**To be done:**
Make a tally of the lines in the records that include the string "icon", and give only that number.

___ Material shown ___

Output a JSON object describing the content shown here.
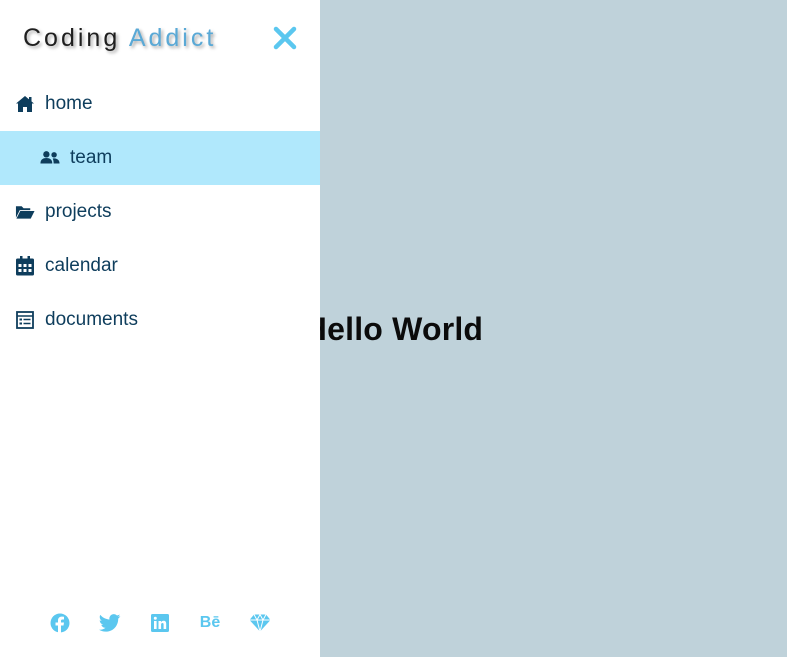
{
  "main": {
    "heading": "Hello World",
    "background_color": "#bfd2da"
  },
  "sidebar": {
    "logo": {
      "part1": "Coding",
      "part2": "Addict"
    },
    "close_icon": "close-icon",
    "items": [
      {
        "label": "home",
        "icon": "home-icon",
        "active": false
      },
      {
        "label": "team",
        "icon": "users-icon",
        "active": true
      },
      {
        "label": "projects",
        "icon": "folder-open-icon",
        "active": false
      },
      {
        "label": "calendar",
        "icon": "calendar-icon",
        "active": false
      },
      {
        "label": "documents",
        "icon": "document-icon",
        "active": false
      }
    ],
    "social_links": [
      {
        "icon": "facebook-icon"
      },
      {
        "icon": "twitter-icon"
      },
      {
        "icon": "linkedin-icon"
      },
      {
        "icon": "behance-icon",
        "text": "Bē"
      },
      {
        "icon": "sketch-icon"
      }
    ]
  },
  "colors": {
    "accent": "#5bc7ef",
    "active_bg": "#b0e8fc",
    "nav_text": "#0e3d5c",
    "logo_accent": "#5aa9d6"
  }
}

___

**Solution for this problem:**
11